**DATASET RECORDS**.
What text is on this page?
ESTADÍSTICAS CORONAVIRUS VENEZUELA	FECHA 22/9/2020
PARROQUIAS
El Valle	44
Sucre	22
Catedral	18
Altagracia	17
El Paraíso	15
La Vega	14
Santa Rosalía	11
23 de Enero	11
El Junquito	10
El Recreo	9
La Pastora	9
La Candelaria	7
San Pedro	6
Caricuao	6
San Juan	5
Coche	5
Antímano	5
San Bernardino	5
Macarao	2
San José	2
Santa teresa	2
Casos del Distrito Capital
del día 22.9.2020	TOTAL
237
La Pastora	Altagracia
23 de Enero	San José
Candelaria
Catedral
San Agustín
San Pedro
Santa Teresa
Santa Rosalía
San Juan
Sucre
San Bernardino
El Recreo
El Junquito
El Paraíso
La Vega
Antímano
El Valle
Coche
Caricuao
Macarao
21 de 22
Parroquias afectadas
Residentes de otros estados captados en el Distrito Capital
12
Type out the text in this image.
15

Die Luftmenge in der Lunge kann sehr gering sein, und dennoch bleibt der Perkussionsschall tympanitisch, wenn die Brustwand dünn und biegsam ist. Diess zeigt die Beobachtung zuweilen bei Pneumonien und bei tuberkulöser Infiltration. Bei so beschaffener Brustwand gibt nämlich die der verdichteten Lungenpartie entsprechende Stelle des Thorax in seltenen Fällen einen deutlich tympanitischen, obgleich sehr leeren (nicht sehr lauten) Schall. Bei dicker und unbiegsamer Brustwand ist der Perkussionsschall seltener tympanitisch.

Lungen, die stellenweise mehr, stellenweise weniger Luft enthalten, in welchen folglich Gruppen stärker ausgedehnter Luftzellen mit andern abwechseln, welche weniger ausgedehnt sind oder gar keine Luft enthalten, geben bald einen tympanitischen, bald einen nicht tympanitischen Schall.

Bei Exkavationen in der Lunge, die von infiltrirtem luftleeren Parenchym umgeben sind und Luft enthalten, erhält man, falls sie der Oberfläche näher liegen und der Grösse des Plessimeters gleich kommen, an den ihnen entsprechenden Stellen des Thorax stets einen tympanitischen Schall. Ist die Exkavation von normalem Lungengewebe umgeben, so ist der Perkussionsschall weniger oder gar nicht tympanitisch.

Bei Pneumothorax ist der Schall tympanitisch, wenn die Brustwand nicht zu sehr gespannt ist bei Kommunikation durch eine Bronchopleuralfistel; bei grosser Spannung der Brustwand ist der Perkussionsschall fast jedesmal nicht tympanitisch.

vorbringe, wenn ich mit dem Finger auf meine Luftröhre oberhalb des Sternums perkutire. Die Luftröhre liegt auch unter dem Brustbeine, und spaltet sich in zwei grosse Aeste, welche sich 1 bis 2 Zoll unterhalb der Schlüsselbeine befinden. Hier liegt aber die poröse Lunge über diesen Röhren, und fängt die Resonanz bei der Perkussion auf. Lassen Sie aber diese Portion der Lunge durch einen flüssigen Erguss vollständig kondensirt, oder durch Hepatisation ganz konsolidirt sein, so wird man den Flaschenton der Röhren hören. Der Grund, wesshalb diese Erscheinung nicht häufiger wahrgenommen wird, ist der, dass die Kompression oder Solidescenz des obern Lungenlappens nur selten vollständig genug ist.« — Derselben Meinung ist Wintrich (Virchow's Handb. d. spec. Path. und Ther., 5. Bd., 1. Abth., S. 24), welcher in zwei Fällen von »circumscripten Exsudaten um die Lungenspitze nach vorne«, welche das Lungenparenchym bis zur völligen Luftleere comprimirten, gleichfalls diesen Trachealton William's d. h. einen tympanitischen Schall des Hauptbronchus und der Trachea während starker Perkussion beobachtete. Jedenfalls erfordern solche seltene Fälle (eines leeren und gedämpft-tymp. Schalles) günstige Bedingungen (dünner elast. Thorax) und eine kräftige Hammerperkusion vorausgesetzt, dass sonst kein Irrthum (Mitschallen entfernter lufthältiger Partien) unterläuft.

**PROBLEM REQUIREMENTS**.
Whatever appears in the material must be set down again, word for word.

**OUTPUT FOR THIS TASK**.
What text is on this page?
ESTADÍSTICAS CORONAVIRUS VENEZUELA	FECHA 22/9/2020
PARROQUIAS
El Valle	44
Sucre	22
Catedral	18
Altagracia	17
El Paraíso	15
La Vega	14
Santa Rosalía	11
23 de Enero	11
El Junquito	10
El Recreo	9
La Pastora	9
La Candelaria	7
San Pedro	6
Caricuao	6
San Juan	5
Coche	5
Antímano	5
San Bernardino	5
Macarao	2
San José	2
Santa teresa	2
Casos del Distrito Capital
del día 22.9.2020	TOTAL
237
La Pastora	Altagracia
23 de Enero	San José
Candelaria
Catedral
San Agustín
San Pedro
Santa Teresa
Santa Rosalía
San Juan
Sucre
San Bernardino
El Recreo
El Junquito
El Paraíso
La Vega
Antímano
El Valle
Coche
Caricuao
Macarao
21 de 22
Parroquias afectadas
Residentes de otros estados captados en el Distrito Capital
12
Type out the text in this image.
15

Die Luftmenge in der Lunge kann sehr gering sein, und dennoch bleibt der Perkussionsschall tympanitisch, wenn die Brustwand dünn und biegsam ist. Diess zeigt die Beobachtung zuweilen bei Pneumonien und bei tuberkulöser Infiltration. Bei so beschaffener Brustwand gibt nämlich die der verdichteten Lungenpartie entsprechende Stelle des Thorax in seltenen Fällen einen deutlich tympanitischen, obgleich sehr leeren (nicht sehr lauten) Schall. Bei dicker und unbiegsamer Brustwand ist der Perkussionsschall seltener tympanitisch.

Lungen, die stellenweise mehr, stellenweise weniger Luft enthalten, in welchen folglich Gruppen stärker ausgedehnter Luftzellen mit andern abwechseln, welche weniger ausgedehnt sind oder gar keine Luft enthalten, geben bald einen tympanitischen, bald einen nicht tympanitischen Schall.

Bei Exkavationen in der Lunge, die von infiltrirtem luftleeren Parenchym umgeben sind und Luft enthalten, erhält man, falls sie der Oberfläche näher liegen und der Grösse des Plessimeters gleich kommen, an den ihnen entsprechenden Stellen des Thorax stets einen tympanitischen Schall. Ist die Exkavation von normalem Lungengewebe umgeben, so ist der Perkussionsschall weniger oder gar nicht tympanitisch.

Bei Pneumothorax ist der Schall tympanitisch, wenn die Brustwand nicht zu sehr gespannt ist bei Kommunikation durch eine Bronchopleuralfistel; bei grosser Spannung der Brustwand ist der Perkussionsschall fast jedesmal nicht tympanitisch.

vorbringe, wenn ich mit dem Finger auf meine Luftröhre oberhalb des Sternums perkutire. Die Luftröhre liegt auch unter dem Brustbeine, und spaltet sich in zwei grosse Aeste, welche sich 1 bis 2 Zoll unterhalb der Schlüsselbeine befinden. Hier liegt aber die poröse Lunge über diesen Röhren, und fängt die Resonanz bei der Perkussion auf. Lassen Sie aber diese Portion der Lunge durch einen flüssigen Erguss vollständig kondensirt, oder durch Hepatisation ganz konsolidirt sein, so wird man den Flaschenton der Röhren hören. Der Grund, wesshalb diese Erscheinung nicht häufiger wahrgenommen wird, ist der, dass die Kompression oder Solidescenz des obern Lungenlappens nur selten vollständig genug ist.« — Derselben Meinung ist Wintrich (Virchow's Handb. d. spec. Path. und Ther., 5. Bd., 1. Abth., S. 24), welcher in zwei Fällen von »circumscripten Exsudaten um die Lungenspitze nach vorne«, welche das Lungenparenchym bis zur völligen Luftleere comprimirten, gleichfalls diesen Trachealton William's d. h. einen tympanitischen Schall des Hauptbronchus und der Trachea während starker Perkussion beobachtete. Jedenfalls erfordern solche seltene Fälle (eines leeren und gedämpft-tymp. Schalles) günstige Bedingungen (dünner elast. Thorax) und eine kräftige Hammerperkusion vorausgesetzt, dass sonst kein Irrthum (Mitschallen entfernter lufthältiger Partien) unterläuft.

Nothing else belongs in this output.